» **Record extracts**
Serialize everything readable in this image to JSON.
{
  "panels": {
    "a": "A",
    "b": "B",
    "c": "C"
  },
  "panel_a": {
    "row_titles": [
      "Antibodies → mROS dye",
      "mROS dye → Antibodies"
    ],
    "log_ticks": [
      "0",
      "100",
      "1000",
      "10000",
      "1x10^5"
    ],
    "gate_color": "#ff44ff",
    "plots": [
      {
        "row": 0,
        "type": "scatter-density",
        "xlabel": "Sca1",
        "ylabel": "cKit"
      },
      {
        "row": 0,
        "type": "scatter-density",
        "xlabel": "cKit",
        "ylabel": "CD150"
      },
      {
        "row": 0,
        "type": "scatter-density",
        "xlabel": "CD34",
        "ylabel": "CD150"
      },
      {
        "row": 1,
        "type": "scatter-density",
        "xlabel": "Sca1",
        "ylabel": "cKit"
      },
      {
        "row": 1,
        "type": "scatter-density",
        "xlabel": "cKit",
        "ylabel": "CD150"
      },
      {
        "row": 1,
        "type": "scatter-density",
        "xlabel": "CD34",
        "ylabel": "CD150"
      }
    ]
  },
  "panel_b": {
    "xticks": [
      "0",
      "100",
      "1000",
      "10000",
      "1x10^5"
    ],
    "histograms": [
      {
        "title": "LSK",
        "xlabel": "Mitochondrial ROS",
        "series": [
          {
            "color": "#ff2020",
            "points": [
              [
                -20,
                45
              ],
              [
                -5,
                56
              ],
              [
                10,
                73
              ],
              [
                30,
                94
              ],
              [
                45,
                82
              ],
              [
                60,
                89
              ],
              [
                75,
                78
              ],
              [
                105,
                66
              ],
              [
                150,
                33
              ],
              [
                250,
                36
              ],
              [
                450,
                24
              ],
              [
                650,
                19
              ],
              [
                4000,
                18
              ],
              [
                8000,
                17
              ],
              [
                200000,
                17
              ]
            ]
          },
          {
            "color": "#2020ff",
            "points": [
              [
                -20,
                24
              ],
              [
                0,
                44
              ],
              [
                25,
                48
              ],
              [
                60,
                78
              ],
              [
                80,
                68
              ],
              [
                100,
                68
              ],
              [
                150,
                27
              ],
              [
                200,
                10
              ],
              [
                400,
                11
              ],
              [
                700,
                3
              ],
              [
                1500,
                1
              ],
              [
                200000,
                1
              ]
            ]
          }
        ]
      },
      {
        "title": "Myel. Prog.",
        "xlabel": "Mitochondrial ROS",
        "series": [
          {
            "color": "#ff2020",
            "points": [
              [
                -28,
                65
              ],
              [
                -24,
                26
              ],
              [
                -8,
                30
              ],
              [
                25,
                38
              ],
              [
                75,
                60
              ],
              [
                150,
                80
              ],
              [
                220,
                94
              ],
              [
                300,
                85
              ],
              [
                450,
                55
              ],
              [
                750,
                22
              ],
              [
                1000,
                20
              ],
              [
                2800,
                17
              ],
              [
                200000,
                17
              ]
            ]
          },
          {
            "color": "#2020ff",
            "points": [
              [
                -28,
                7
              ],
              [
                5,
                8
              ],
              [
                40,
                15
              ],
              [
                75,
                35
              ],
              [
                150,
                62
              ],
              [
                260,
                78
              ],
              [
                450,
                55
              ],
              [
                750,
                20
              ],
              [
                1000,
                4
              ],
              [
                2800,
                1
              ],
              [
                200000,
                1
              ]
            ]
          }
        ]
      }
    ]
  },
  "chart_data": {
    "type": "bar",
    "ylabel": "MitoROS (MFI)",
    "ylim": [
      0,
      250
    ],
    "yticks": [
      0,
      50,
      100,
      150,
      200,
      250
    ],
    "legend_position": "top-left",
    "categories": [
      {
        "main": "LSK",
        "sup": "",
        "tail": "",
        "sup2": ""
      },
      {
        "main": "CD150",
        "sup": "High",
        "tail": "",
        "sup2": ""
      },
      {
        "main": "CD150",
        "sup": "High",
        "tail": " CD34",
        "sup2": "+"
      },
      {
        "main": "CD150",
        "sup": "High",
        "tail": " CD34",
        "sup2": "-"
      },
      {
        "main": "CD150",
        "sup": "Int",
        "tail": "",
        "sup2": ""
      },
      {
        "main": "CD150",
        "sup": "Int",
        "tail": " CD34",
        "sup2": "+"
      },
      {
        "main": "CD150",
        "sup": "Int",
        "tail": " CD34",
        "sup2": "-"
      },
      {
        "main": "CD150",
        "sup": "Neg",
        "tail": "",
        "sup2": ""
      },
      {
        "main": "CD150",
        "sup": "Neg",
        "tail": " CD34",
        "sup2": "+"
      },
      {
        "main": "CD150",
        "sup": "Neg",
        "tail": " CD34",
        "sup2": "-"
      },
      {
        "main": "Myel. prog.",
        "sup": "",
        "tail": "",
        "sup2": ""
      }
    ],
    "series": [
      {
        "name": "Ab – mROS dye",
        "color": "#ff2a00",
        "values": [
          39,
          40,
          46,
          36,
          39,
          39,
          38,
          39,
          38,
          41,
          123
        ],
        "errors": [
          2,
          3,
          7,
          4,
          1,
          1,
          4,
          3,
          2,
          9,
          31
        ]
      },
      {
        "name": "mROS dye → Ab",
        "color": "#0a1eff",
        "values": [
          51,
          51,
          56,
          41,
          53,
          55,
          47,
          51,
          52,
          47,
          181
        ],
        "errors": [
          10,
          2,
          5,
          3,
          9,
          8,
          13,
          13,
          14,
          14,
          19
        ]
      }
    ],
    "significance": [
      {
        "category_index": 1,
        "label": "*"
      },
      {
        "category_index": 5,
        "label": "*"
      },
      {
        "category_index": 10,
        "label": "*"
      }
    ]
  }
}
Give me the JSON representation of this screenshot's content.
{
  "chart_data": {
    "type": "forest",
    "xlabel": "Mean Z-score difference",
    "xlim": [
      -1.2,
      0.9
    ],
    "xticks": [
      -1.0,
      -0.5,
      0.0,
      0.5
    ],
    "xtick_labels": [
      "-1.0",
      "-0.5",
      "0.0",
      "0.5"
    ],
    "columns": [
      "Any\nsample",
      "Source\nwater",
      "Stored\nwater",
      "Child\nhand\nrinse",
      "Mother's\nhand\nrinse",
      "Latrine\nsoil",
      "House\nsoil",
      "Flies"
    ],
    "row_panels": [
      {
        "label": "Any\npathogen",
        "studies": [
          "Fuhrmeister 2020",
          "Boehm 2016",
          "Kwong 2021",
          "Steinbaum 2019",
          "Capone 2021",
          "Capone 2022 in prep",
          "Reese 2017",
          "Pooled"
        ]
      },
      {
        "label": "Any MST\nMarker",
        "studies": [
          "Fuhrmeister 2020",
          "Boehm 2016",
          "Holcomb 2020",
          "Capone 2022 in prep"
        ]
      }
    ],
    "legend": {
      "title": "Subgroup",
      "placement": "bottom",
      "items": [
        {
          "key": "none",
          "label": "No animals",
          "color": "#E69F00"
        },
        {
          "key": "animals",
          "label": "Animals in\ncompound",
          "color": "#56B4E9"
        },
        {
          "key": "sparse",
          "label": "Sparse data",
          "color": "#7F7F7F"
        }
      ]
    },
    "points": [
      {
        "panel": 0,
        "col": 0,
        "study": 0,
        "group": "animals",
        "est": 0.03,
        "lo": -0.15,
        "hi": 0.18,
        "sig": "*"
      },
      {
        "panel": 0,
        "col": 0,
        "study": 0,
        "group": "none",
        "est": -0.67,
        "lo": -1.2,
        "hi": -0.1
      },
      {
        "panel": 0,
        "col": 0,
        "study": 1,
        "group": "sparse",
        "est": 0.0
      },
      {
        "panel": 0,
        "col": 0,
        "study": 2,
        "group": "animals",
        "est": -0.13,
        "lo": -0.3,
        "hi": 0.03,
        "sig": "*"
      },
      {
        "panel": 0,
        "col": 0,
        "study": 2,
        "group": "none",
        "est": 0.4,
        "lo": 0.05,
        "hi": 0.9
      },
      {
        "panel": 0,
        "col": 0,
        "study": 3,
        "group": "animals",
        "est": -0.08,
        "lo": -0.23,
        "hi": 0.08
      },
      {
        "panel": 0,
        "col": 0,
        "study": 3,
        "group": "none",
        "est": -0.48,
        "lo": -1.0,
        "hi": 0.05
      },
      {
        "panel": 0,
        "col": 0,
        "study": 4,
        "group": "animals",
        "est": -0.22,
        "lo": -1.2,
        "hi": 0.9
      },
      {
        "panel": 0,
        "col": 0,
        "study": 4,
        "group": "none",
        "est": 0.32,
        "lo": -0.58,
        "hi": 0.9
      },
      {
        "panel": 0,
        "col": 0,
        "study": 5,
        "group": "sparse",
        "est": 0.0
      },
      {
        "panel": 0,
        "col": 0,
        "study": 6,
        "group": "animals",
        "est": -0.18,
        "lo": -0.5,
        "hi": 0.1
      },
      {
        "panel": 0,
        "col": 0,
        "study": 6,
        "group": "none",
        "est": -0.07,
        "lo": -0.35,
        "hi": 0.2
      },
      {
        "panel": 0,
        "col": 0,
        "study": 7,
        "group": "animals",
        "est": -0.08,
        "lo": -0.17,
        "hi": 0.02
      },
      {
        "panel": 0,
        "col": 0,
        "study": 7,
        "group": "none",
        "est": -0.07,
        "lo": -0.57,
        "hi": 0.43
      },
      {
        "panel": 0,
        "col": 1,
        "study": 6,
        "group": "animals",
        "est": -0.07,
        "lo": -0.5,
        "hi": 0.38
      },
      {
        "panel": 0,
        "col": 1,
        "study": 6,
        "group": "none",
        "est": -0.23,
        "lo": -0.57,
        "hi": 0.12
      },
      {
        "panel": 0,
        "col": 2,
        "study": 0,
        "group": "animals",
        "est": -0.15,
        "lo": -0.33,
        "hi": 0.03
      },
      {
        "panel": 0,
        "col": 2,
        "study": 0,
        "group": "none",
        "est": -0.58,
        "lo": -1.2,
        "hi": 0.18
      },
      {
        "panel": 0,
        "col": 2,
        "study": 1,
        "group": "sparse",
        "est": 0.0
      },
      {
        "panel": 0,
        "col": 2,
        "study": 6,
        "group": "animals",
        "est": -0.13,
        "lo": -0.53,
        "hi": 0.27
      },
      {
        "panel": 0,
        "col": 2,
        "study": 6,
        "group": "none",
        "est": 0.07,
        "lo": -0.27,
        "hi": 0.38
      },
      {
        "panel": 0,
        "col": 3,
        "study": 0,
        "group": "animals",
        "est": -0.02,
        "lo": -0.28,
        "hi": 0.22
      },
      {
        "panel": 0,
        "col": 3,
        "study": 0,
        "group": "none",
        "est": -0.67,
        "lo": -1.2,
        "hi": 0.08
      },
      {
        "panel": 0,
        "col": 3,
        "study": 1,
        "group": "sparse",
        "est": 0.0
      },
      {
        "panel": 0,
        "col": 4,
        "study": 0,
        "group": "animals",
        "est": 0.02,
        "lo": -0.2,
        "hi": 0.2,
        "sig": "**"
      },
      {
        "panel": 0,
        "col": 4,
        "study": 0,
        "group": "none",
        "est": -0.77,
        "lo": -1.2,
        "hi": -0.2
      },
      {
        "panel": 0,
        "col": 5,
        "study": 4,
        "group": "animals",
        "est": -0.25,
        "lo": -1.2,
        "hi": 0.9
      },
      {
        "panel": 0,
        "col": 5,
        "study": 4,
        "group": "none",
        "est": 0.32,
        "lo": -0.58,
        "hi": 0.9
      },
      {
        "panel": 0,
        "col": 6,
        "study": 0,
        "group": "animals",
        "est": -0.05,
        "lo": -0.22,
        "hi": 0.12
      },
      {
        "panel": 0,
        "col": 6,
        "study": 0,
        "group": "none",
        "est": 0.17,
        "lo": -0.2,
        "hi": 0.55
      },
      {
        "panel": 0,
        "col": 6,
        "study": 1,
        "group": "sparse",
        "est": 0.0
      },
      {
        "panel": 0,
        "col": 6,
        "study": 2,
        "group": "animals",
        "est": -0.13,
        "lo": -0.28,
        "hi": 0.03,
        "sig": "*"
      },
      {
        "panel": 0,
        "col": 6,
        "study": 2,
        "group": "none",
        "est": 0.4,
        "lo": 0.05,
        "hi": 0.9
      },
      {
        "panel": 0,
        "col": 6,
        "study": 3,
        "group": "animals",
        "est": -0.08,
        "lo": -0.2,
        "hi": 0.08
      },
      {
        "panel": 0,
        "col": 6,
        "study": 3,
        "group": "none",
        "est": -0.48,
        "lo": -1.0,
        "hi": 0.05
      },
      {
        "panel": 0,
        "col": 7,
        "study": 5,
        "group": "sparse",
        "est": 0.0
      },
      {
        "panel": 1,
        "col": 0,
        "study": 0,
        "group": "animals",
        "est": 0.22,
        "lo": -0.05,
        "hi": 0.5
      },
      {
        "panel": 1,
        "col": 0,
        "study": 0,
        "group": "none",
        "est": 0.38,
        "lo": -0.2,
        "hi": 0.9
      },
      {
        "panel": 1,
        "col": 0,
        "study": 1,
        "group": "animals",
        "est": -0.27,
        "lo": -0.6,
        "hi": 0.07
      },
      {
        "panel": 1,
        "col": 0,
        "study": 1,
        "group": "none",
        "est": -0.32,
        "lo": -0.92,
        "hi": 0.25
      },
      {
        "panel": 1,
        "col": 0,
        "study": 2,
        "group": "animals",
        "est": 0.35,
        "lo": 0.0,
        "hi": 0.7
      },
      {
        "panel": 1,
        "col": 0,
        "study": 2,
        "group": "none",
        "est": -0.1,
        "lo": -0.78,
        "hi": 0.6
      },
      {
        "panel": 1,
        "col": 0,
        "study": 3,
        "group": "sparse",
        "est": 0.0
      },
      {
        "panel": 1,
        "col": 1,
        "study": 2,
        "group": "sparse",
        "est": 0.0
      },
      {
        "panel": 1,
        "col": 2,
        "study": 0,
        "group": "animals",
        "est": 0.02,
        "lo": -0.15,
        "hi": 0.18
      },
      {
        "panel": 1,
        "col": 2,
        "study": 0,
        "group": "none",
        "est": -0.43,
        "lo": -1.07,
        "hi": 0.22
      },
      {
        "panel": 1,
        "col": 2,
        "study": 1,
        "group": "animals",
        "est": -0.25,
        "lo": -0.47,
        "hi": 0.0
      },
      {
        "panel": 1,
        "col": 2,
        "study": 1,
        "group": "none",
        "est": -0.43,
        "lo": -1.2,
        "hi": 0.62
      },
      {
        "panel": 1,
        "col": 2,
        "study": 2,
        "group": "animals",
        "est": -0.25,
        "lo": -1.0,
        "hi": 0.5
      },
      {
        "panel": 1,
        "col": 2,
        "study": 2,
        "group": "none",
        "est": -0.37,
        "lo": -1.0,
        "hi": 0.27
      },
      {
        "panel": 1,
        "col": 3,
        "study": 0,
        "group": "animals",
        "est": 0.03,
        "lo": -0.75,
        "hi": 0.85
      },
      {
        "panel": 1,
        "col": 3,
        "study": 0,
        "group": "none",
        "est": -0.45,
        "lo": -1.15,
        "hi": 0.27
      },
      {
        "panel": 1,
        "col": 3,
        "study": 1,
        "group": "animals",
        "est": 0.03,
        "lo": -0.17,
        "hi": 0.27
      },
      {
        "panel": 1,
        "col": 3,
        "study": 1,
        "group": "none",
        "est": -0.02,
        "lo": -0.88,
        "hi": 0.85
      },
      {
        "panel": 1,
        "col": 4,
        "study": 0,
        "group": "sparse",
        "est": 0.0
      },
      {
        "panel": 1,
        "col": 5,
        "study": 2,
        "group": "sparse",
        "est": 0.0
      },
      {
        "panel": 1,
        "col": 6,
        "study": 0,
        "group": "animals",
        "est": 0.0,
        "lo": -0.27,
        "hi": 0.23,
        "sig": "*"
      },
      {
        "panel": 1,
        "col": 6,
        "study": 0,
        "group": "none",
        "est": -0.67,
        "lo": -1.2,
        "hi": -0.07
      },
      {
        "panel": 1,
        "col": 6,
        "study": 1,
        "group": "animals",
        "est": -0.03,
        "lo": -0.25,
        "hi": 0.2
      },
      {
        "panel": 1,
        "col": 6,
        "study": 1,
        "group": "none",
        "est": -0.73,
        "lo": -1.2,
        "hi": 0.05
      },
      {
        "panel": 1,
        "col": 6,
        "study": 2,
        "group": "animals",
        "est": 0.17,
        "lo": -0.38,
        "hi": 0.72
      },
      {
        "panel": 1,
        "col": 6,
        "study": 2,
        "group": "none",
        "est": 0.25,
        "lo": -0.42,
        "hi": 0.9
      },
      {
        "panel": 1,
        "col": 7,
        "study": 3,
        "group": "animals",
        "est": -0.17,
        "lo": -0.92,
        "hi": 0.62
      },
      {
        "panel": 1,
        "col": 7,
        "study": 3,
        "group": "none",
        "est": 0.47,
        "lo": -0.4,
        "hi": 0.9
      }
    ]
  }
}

» **Problem description**
From the entries above, select each line containing the string "Capone".

» **Exercise solution**
          "Capone 2021",
          "Capone 2022 in prep",
          "Capone 2022 in prep"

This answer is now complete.